Print the listing that follows, character for character.

Figure record listings:
===============
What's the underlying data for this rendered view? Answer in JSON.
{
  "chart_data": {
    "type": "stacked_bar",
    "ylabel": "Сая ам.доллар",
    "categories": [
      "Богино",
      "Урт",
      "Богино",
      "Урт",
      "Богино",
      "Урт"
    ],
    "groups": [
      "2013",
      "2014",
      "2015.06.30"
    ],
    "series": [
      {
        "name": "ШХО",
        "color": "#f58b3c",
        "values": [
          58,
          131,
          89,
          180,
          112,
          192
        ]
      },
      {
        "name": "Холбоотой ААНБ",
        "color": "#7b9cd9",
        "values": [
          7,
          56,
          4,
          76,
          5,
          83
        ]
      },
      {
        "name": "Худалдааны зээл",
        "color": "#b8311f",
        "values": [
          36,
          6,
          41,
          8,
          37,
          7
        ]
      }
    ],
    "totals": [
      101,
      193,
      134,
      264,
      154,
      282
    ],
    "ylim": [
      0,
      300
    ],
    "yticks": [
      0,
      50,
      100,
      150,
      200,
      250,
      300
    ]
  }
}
===============
_Result_:
What's the underlying data for this rendered view? Answer in JSON.
{
  "chart_data": {
    "type": "stacked_bar",
    "ylabel": "Сая ам.доллар",
    "categories": [
      "Богино",
      "Урт",
      "Богино",
      "Урт",
      "Богино",
      "Урт"
    ],
    "groups": [
      "2013",
      "2014",
      "2015.06.30"
    ],
    "series": [
      {
        "name": "ШХО",
        "color": "#f58b3c",
        "values": [
          58,
          131,
          89,
          180,
          112,
          192
        ]
      },
      {
        "name": "Холбоотой ААНБ",
        "color": "#7b9cd9",
        "values": [
          7,
          56,
          4,
          76,
          5,
          83
        ]
      },
      {
        "name": "Худалдааны зээл",
        "color": "#b8311f",
        "values": [
          36,
          6,
          41,
          8,
          37,
          7
        ]
      }
    ],
    "totals": [
      101,
      193,
      134,
      264,
      154,
      282
    ],
    "ylim": [
      0,
      300
    ],
    "yticks": [
      0,
      50,
      100,
      150,
      200,
      250,
      300
    ]
  }
}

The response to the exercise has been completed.